> _What is asked_: Locate the word "según" in the entries below, then gather every line that holds it.

BEGIN Material provided

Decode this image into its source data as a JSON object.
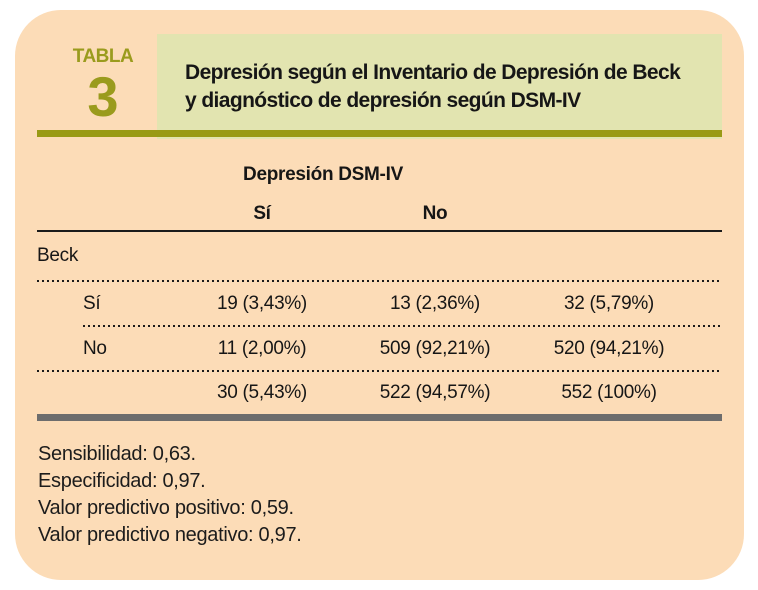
{
  "header": {
    "label_word": "TABLA",
    "label_number": "3",
    "title_line1": "Depresión según el Inventario de Depresión de Beck",
    "title_line2": "y diagnóstico de depresión según DSM-IV"
  },
  "table": {
    "group_header": "Depresión DSM-IV",
    "col_si": "Sí",
    "col_no": "No",
    "row_group": "Beck",
    "rows": [
      {
        "label": "Sí",
        "dsm_si": "19 (3,43%)",
        "dsm_no": "13 (2,36%)",
        "total": "32 (5,79%)"
      },
      {
        "label": "No",
        "dsm_si": "11 (2,00%)",
        "dsm_no": "509 (92,21%)",
        "total": "520 (94,21%)"
      }
    ],
    "totals": {
      "dsm_si": "30 (5,43%)",
      "dsm_no": "522 (94,57%)",
      "total": "552 (100%)"
    }
  },
  "notes": [
    "Sensibilidad: 0,63.",
    "Especificidad: 0,97.",
    "Valor predictivo positivo: 0,59.",
    "Valor predictivo negativo: 0,97."
  ],
  "colors": {
    "card_bg": "#fcdcb7",
    "title_bg": "#e2e4b0",
    "olive": "#9a9b1d",
    "bar_gray": "#6d6d6d",
    "text": "#161616"
  },
  "chart_data": {
    "type": "table",
    "title": "Depresión según el Inventario de Depresión de Beck y diagnóstico de depresión según DSM-IV",
    "group_header": "Depresión DSM-IV",
    "columns": [
      "Beck",
      "Sí",
      "No",
      ""
    ],
    "rows": [
      [
        "Sí",
        "19 (3,43%)",
        "13 (2,36%)",
        "32 (5,79%)"
      ],
      [
        "No",
        "11 (2,00%)",
        "509 (92,21%)",
        "520 (94,21%)"
      ],
      [
        "",
        "30 (5,43%)",
        "522 (94,57%)",
        "552 (100%)"
      ]
    ],
    "notes": [
      "Sensibilidad: 0,63.",
      "Especificidad: 0,97.",
      "Valor predictivo positivo: 0,59.",
      "Valor predictivo negativo: 0,97."
    ]
  }
}
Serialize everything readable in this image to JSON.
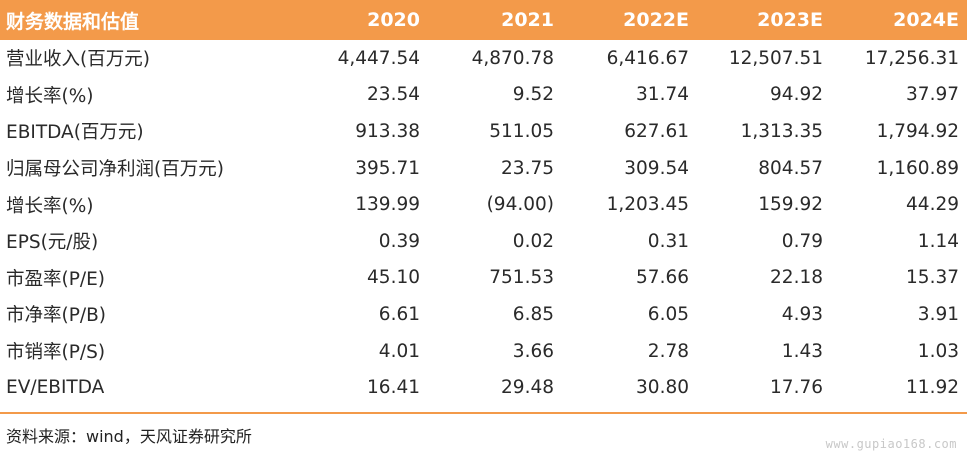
{
  "table": {
    "headers": [
      "财务数据和估值",
      "2020",
      "2021",
      "2022E",
      "2023E",
      "2024E"
    ],
    "rows": [
      [
        "营业收入(百万元)",
        "4,447.54",
        "4,870.78",
        "6,416.67",
        "12,507.51",
        "17,256.31"
      ],
      [
        "增长率(%)",
        "23.54",
        "9.52",
        "31.74",
        "94.92",
        "37.97"
      ],
      [
        "EBITDA(百万元)",
        "913.38",
        "511.05",
        "627.61",
        "1,313.35",
        "1,794.92"
      ],
      [
        "归属母公司净利润(百万元)",
        "395.71",
        "23.75",
        "309.54",
        "804.57",
        "1,160.89"
      ],
      [
        "增长率(%)",
        "139.99",
        "(94.00)",
        "1,203.45",
        "159.92",
        "44.29"
      ],
      [
        "EPS(元/股)",
        "0.39",
        "0.02",
        "0.31",
        "0.79",
        "1.14"
      ],
      [
        "市盈率(P/E)",
        "45.10",
        "751.53",
        "57.66",
        "22.18",
        "15.37"
      ],
      [
        "市净率(P/B)",
        "6.61",
        "6.85",
        "6.05",
        "4.93",
        "3.91"
      ],
      [
        "市销率(P/S)",
        "4.01",
        "3.66",
        "2.78",
        "1.43",
        "1.03"
      ],
      [
        "EV/EBITDA",
        "16.41",
        "29.48",
        "30.80",
        "17.76",
        "11.92"
      ]
    ]
  },
  "source": "资料来源：wind，天风证券研究所",
  "watermark": "www.gupiao168.com",
  "colors": {
    "header_bg": "#f39a4a",
    "header_text": "#ffffff",
    "rule": "#f39a4a"
  }
}
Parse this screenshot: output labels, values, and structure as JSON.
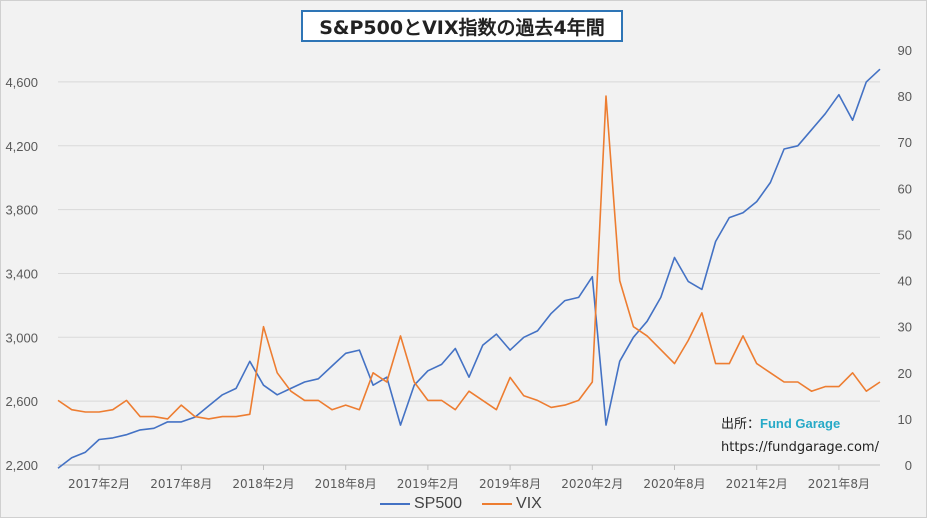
{
  "title": "S&P500とVIX指数の過去4年間",
  "credit": {
    "prefix": "出所：",
    "brand": "Fund Garage",
    "url": "https://fundgarage.com/"
  },
  "colors": {
    "sp500": "#4472c4",
    "vix": "#ed7d31",
    "grid": "#d9d9d9",
    "axis_text": "#595959",
    "title_border": "#2e75b6"
  },
  "chart_data": {
    "type": "line",
    "x_tick_labels": [
      "2017年2月",
      "2017年8月",
      "2018年2月",
      "2018年8月",
      "2019年2月",
      "2019年8月",
      "2020年2月",
      "2020年8月",
      "2021年2月",
      "2021年8月"
    ],
    "y_left": {
      "ticks": [
        "2,200",
        "2,600",
        "3,000",
        "3,400",
        "3,800",
        "4,200",
        "4,600"
      ],
      "lim": [
        2200,
        4800
      ]
    },
    "y_right": {
      "ticks": [
        "0",
        "10",
        "20",
        "30",
        "40",
        "50",
        "60",
        "70",
        "80",
        "90"
      ],
      "lim": [
        0,
        90
      ]
    },
    "series": [
      {
        "name": "SP500",
        "axis": "left",
        "x": [
          "2016-11",
          "2016-12",
          "2017-01",
          "2017-02",
          "2017-03",
          "2017-04",
          "2017-05",
          "2017-06",
          "2017-07",
          "2017-08",
          "2017-09",
          "2017-10",
          "2017-11",
          "2017-12",
          "2018-01",
          "2018-02",
          "2018-03",
          "2018-04",
          "2018-05",
          "2018-06",
          "2018-07",
          "2018-08",
          "2018-09",
          "2018-10",
          "2018-11",
          "2018-12",
          "2019-01",
          "2019-02",
          "2019-03",
          "2019-04",
          "2019-05",
          "2019-06",
          "2019-07",
          "2019-08",
          "2019-09",
          "2019-10",
          "2019-11",
          "2019-12",
          "2020-01",
          "2020-02",
          "2020-03",
          "2020-04",
          "2020-05",
          "2020-06",
          "2020-07",
          "2020-08",
          "2020-09",
          "2020-10",
          "2020-11",
          "2020-12",
          "2021-01",
          "2021-02",
          "2021-03",
          "2021-04",
          "2021-05",
          "2021-06",
          "2021-07",
          "2021-08",
          "2021-09",
          "2021-10",
          "2021-11"
        ],
        "values": [
          2180,
          2245,
          2280,
          2360,
          2370,
          2390,
          2420,
          2430,
          2470,
          2470,
          2500,
          2570,
          2640,
          2680,
          2850,
          2700,
          2640,
          2680,
          2720,
          2740,
          2820,
          2900,
          2920,
          2700,
          2750,
          2450,
          2700,
          2790,
          2830,
          2930,
          2750,
          2950,
          3020,
          2920,
          3000,
          3040,
          3150,
          3230,
          3250,
          3380,
          2450,
          2850,
          3000,
          3100,
          3250,
          3500,
          3350,
          3300,
          3600,
          3750,
          3780,
          3850,
          3970,
          4180,
          4200,
          4300,
          4400,
          4520,
          4360,
          4600,
          4680
        ]
      },
      {
        "name": "VIX",
        "axis": "right",
        "x": [
          "2016-11",
          "2016-12",
          "2017-01",
          "2017-02",
          "2017-03",
          "2017-04",
          "2017-05",
          "2017-06",
          "2017-07",
          "2017-08",
          "2017-09",
          "2017-10",
          "2017-11",
          "2017-12",
          "2018-01",
          "2018-02",
          "2018-03",
          "2018-04",
          "2018-05",
          "2018-06",
          "2018-07",
          "2018-08",
          "2018-09",
          "2018-10",
          "2018-11",
          "2018-12",
          "2019-01",
          "2019-02",
          "2019-03",
          "2019-04",
          "2019-05",
          "2019-06",
          "2019-07",
          "2019-08",
          "2019-09",
          "2019-10",
          "2019-11",
          "2019-12",
          "2020-01",
          "2020-02",
          "2020-03",
          "2020-04",
          "2020-05",
          "2020-06",
          "2020-07",
          "2020-08",
          "2020-09",
          "2020-10",
          "2020-11",
          "2020-12",
          "2021-01",
          "2021-02",
          "2021-03",
          "2021-04",
          "2021-05",
          "2021-06",
          "2021-07",
          "2021-08",
          "2021-09",
          "2021-10",
          "2021-11"
        ],
        "values": [
          14,
          12,
          11.5,
          11.5,
          12,
          14,
          10.5,
          10.5,
          10,
          13,
          10.5,
          10,
          10.5,
          10.5,
          11,
          30,
          20,
          16,
          14,
          14,
          12,
          13,
          12,
          20,
          18,
          28,
          18,
          14,
          14,
          12,
          16,
          14,
          12,
          19,
          15,
          14,
          12.5,
          13,
          14,
          18,
          80,
          40,
          30,
          28,
          25,
          22,
          27,
          33,
          22,
          22,
          28,
          22,
          20,
          18,
          18,
          16,
          17,
          17,
          20,
          16,
          18
        ]
      }
    ]
  },
  "legend": [
    {
      "label": "SP500"
    },
    {
      "label": "VIX"
    }
  ]
}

END Material provided

> _Task solution_:
    "title_line1": "Depresión según el Inventario de Depresión de Beck",
    "title_line2": "y diagnóstico de depresión según DSM-IV"
    "title": "Depresión según el Inventario de Depresión de Beck y diagnóstico de depresión según DSM-IV",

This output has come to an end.